§ Task
Reproduce all records exactly.

§ Recorded information
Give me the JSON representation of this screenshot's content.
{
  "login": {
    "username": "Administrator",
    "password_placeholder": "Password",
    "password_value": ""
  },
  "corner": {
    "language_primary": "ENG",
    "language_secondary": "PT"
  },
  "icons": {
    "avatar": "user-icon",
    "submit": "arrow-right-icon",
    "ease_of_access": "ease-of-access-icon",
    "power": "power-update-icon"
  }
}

§ Solution to this exercise
Give me the JSON representation of this screenshot's content.
{
  "login": {
    "username": "Administrator",
    "password_placeholder": "Password",
    "password_value": ""
  },
  "corner": {
    "language_primary": "ENG",
    "language_secondary": "PT"
  },
  "icons": {
    "avatar": "user-icon",
    "submit": "arrow-right-icon",
    "ease_of_access": "ease-of-access-icon",
    "power": "power-update-icon"
  }
}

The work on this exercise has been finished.